Items from a dataset
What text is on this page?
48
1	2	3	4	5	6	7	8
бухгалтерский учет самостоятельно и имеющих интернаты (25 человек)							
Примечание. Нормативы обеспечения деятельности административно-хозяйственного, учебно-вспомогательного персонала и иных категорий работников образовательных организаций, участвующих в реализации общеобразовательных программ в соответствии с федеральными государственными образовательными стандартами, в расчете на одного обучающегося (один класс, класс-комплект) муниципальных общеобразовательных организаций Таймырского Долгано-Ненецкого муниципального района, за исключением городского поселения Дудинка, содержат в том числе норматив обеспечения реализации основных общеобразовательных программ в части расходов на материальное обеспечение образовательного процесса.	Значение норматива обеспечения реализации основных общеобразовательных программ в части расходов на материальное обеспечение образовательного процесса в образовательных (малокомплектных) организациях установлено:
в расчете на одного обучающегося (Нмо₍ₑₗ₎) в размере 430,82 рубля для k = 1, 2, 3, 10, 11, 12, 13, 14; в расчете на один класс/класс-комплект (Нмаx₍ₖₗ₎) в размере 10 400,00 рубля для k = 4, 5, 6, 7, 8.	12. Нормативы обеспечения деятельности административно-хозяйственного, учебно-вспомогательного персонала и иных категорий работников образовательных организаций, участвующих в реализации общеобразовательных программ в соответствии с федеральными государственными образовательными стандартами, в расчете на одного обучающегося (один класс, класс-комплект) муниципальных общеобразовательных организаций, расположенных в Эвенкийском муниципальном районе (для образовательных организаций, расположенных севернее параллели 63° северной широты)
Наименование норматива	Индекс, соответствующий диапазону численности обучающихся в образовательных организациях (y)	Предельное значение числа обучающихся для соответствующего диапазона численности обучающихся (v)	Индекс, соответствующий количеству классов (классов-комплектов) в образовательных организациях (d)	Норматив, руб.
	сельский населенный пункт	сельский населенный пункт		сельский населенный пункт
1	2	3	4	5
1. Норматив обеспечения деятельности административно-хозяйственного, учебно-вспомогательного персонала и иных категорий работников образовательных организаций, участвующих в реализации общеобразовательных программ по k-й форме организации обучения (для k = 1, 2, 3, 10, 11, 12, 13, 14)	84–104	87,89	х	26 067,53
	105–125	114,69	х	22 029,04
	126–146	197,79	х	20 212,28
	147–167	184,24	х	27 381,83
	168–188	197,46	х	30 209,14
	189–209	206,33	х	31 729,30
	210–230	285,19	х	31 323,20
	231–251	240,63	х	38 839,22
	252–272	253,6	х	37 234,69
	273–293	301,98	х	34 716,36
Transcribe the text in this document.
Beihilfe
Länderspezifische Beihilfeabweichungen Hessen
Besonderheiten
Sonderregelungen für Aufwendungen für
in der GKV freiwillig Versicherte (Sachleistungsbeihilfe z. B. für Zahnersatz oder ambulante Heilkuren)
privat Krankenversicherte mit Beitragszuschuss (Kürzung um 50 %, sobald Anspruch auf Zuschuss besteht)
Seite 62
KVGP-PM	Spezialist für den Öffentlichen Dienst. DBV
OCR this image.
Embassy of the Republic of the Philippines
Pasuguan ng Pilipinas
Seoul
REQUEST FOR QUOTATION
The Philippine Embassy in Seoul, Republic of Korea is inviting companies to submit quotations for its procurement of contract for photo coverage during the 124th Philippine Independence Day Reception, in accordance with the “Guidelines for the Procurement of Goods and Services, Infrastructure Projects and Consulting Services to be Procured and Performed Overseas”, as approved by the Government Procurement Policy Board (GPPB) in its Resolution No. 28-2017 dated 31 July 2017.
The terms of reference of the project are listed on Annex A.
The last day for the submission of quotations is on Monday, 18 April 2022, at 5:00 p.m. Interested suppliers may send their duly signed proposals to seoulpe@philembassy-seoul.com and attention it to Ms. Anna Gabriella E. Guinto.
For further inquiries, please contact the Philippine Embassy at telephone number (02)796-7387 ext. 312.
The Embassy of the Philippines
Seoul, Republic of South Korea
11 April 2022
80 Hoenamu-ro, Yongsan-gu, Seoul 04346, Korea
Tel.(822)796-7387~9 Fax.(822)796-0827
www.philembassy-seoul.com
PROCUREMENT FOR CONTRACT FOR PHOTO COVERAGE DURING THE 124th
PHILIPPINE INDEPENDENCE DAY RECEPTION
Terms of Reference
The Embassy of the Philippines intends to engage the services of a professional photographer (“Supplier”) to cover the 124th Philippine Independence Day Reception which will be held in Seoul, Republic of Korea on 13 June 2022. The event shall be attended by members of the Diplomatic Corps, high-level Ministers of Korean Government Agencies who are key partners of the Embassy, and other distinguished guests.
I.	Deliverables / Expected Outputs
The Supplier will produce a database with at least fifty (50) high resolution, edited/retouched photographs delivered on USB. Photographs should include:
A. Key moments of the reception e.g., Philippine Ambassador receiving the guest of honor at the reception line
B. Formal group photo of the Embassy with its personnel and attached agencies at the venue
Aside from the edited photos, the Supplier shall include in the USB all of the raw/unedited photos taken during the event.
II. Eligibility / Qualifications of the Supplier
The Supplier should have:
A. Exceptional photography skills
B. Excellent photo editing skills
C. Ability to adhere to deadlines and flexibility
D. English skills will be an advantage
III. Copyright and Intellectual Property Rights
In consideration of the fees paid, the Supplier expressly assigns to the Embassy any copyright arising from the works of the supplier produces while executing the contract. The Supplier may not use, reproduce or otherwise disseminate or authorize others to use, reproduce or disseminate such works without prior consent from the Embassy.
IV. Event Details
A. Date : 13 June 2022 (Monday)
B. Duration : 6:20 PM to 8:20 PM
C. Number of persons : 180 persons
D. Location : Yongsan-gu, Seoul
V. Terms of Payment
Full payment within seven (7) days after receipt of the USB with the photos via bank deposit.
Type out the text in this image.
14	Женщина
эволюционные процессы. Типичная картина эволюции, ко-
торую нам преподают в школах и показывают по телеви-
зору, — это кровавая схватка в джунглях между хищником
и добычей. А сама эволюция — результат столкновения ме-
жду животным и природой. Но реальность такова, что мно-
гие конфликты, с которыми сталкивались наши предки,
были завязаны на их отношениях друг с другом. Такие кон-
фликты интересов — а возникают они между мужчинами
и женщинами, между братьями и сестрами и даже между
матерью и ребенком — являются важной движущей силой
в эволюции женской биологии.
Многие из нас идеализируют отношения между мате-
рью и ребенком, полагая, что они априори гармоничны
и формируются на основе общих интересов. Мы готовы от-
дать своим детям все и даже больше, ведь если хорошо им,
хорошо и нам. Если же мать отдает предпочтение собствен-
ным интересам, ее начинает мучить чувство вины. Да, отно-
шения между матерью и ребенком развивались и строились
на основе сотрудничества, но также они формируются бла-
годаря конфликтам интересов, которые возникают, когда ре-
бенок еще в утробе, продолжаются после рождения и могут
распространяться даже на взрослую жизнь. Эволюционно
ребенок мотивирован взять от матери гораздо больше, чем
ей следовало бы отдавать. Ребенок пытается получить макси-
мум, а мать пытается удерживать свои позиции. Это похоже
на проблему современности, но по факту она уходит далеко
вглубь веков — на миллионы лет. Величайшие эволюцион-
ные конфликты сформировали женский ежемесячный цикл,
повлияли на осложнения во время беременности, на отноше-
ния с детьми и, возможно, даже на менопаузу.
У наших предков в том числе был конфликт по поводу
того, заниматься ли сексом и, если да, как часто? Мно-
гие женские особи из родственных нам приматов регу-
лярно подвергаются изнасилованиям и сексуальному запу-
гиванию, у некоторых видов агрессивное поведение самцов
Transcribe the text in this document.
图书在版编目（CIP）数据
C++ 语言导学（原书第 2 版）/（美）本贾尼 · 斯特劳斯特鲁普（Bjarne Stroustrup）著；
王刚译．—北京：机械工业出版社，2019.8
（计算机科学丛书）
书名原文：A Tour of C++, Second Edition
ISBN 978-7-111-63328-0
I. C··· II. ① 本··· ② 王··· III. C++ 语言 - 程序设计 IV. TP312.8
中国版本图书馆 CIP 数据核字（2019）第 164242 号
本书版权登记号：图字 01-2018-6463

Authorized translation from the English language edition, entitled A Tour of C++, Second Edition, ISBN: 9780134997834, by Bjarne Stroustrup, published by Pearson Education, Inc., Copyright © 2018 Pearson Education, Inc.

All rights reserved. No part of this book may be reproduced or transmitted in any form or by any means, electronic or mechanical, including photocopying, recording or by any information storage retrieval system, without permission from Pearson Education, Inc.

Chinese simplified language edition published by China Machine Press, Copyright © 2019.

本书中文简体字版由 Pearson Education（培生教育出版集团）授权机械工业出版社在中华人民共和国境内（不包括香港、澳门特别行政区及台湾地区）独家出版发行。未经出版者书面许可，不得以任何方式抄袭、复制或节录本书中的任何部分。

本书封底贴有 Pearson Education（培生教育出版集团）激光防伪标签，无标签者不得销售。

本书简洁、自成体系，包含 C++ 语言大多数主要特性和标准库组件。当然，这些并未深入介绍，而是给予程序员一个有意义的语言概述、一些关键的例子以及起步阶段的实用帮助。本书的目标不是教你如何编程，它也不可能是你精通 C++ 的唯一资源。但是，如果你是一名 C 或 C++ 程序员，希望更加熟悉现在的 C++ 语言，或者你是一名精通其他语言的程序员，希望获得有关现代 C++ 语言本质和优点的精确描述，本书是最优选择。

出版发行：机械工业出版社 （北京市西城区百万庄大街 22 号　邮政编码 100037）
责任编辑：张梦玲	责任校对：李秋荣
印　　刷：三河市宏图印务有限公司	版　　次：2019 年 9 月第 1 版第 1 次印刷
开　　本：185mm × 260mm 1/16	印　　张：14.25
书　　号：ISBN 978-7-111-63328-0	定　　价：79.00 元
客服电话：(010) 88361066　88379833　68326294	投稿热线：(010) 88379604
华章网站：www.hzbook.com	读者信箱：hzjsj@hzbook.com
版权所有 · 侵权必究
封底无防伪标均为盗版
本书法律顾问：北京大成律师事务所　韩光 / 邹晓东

▶ What you have to do:
From the data above, show each line that contains "учебно".

▶ Correct response:
Примечание. Нормативы обеспечения деятельности административно-хозяйственного, учебно-вспомогательного персонала и иных категорий работников образовательных организаций, участвующих в реализации общеобразовательных программ в соответствии с федеральными государственными образовательными стандартами, в расчете на одного обучающегося (один класс, класс-комплект) муниципальных общеобразовательных организаций Таймырского Долгано-Ненецкого муниципального района, за исключением городского поселения Дудинка, содержат в том числе норматив обеспечения реализации основных общеобразовательных программ в части расходов на материальное обеспечение образовательного процесса.	Значение норматива обеспечения реализации основных общеобразовательных программ в части расходов на материальное обеспечение образовательного процесса в образовательных (малокомплектных) организациях установлено:
в расчете на одного обучающегося (Нмо₍ₑₗ₎) в размере 430,82 рубля для k = 1, 2, 3, 10, 11, 12, 13, 14; в расчете на один класс/класс-комплект (Нмаx₍ₖₗ₎) в размере 10 400,00 рубля для k = 4, 5, 6, 7, 8.	12. Нормативы обеспечения деятельности административно-хозяйственного, учебно-вспомогательного персонала и иных категорий работников образовательных организаций, участвующих в реализации общеобразовательных программ в соответствии с федеральными государственными образовательными стандартами, в расчете на одного обучающегося (один класс, класс-комплект) муниципальных общеобразовательных организаций, расположенных в Эвенкийском муниципальном районе (для образовательных организаций, расположенных севернее параллели 63° северной широты)
1. Норматив обеспечения деятельности административно-хозяйственного, учебно-вспомогательного персонала и иных категорий работников образовательных организаций, участвующих в реализации общеобразовательных программ по k-й форме организации обучения (для k = 1, 2, 3, 10, 11, 12, 13, 14)	84–104	87,89	х	26 067,53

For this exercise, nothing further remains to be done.